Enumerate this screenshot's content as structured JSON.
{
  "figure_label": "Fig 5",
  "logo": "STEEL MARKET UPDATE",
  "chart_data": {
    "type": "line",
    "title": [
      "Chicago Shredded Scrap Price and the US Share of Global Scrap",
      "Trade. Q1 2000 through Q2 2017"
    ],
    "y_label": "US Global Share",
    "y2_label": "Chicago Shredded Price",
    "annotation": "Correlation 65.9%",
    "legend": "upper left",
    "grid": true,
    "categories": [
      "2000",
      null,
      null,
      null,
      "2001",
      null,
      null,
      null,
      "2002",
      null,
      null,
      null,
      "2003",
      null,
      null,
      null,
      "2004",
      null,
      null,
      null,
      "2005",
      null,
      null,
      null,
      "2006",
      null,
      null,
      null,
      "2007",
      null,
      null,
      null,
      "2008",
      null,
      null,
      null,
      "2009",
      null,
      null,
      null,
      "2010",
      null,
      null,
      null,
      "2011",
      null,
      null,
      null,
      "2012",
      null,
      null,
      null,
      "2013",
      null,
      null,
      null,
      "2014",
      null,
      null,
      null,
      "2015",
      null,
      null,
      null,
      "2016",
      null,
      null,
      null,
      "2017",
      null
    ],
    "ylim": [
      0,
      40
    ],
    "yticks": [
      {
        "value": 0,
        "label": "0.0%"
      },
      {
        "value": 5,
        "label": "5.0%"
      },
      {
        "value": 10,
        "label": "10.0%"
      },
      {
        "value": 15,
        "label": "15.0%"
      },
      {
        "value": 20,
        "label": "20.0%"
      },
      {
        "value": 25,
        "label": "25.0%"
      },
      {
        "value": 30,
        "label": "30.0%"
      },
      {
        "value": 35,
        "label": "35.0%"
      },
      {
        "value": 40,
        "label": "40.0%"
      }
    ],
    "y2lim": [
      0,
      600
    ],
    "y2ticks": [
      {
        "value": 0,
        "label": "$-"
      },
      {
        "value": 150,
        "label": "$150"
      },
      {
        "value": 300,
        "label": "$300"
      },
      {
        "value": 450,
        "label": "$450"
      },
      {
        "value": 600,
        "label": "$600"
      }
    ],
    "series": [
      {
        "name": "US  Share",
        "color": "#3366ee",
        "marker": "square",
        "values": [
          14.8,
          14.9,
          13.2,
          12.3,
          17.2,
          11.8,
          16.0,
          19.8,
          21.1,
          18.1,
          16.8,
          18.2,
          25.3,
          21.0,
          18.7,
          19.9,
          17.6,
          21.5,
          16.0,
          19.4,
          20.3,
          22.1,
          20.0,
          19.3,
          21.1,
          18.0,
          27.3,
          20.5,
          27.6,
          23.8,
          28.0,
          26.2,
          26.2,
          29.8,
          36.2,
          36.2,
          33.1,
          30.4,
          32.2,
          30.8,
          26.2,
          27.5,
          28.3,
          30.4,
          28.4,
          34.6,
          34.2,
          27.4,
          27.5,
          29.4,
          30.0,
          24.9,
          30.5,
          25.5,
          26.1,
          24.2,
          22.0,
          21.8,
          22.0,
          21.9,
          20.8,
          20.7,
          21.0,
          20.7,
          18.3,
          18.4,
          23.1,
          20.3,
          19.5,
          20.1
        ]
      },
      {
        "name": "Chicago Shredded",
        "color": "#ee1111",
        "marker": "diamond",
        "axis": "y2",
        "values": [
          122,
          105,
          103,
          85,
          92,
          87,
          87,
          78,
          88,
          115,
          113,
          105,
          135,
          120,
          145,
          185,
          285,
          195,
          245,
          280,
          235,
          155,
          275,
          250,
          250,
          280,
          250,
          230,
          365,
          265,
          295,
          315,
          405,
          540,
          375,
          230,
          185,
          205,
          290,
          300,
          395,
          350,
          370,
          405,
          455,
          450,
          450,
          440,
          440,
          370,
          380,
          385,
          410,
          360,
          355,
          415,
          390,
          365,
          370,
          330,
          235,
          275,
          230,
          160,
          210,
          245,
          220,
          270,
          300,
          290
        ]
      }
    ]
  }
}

----------------

## Problem
Take the entries above and transcribe them exactly.

## Final result
Enumerate this screenshot's content as structured JSON.
{
  "figure_label": "Fig 5",
  "logo": "STEEL MARKET UPDATE",
  "chart_data": {
    "type": "line",
    "title": [
      "Chicago Shredded Scrap Price and the US Share of Global Scrap",
      "Trade. Q1 2000 through Q2 2017"
    ],
    "y_label": "US Global Share",
    "y2_label": "Chicago Shredded Price",
    "annotation": "Correlation 65.9%",
    "legend": "upper left",
    "grid": true,
    "categories": [
      "2000",
      null,
      null,
      null,
      "2001",
      null,
      null,
      null,
      "2002",
      null,
      null,
      null,
      "2003",
      null,
      null,
      null,
      "2004",
      null,
      null,
      null,
      "2005",
      null,
      null,
      null,
      "2006",
      null,
      null,
      null,
      "2007",
      null,
      null,
      null,
      "2008",
      null,
      null,
      null,
      "2009",
      null,
      null,
      null,
      "2010",
      null,
      null,
      null,
      "2011",
      null,
      null,
      null,
      "2012",
      null,
      null,
      null,
      "2013",
      null,
      null,
      null,
      "2014",
      null,
      null,
      null,
      "2015",
      null,
      null,
      null,
      "2016",
      null,
      null,
      null,
      "2017",
      null
    ],
    "ylim": [
      0,
      40
    ],
    "yticks": [
      {
        "value": 0,
        "label": "0.0%"
      },
      {
        "value": 5,
        "label": "5.0%"
      },
      {
        "value": 10,
        "label": "10.0%"
      },
      {
        "value": 15,
        "label": "15.0%"
      },
      {
        "value": 20,
        "label": "20.0%"
      },
      {
        "value": 25,
        "label": "25.0%"
      },
      {
        "value": 30,
        "label": "30.0%"
      },
      {
        "value": 35,
        "label": "35.0%"
      },
      {
        "value": 40,
        "label": "40.0%"
      }
    ],
    "y2lim": [
      0,
      600
    ],
    "y2ticks": [
      {
        "value": 0,
        "label": "$-"
      },
      {
        "value": 150,
        "label": "$150"
      },
      {
        "value": 300,
        "label": "$300"
      },
      {
        "value": 450,
        "label": "$450"
      },
      {
        "value": 600,
        "label": "$600"
      }
    ],
    "series": [
      {
        "name": "US  Share",
        "color": "#3366ee",
        "marker": "square",
        "values": [
          14.8,
          14.9,
          13.2,
          12.3,
          17.2,
          11.8,
          16.0,
          19.8,
          21.1,
          18.1,
          16.8,
          18.2,
          25.3,
          21.0,
          18.7,
          19.9,
          17.6,
          21.5,
          16.0,
          19.4,
          20.3,
          22.1,
          20.0,
          19.3,
          21.1,
          18.0,
          27.3,
          20.5,
          27.6,
          23.8,
          28.0,
          26.2,
          26.2,
          29.8,
          36.2,
          36.2,
          33.1,
          30.4,
          32.2,
          30.8,
          26.2,
          27.5,
          28.3,
          30.4,
          28.4,
          34.6,
          34.2,
          27.4,
          27.5,
          29.4,
          30.0,
          24.9,
          30.5,
          25.5,
          26.1,
          24.2,
          22.0,
          21.8,
          22.0,
          21.9,
          20.8,
          20.7,
          21.0,
          20.7,
          18.3,
          18.4,
          23.1,
          20.3,
          19.5,
          20.1
        ]
      },
      {
        "name": "Chicago Shredded",
        "color": "#ee1111",
        "marker": "diamond",
        "axis": "y2",
        "values": [
          122,
          105,
          103,
          85,
          92,
          87,
          87,
          78,
          88,
          115,
          113,
          105,
          135,
          120,
          145,
          185,
          285,
          195,
          245,
          280,
          235,
          155,
          275,
          250,
          250,
          280,
          250,
          230,
          365,
          265,
          295,
          315,
          405,
          540,
          375,
          230,
          185,
          205,
          290,
          300,
          395,
          350,
          370,
          405,
          455,
          450,
          450,
          440,
          440,
          370,
          380,
          385,
          410,
          360,
          355,
          415,
          390,
          365,
          370,
          330,
          235,
          275,
          230,
          160,
          210,
          245,
          220,
          270,
          300,
          290
        ]
      }
    ]
  }
}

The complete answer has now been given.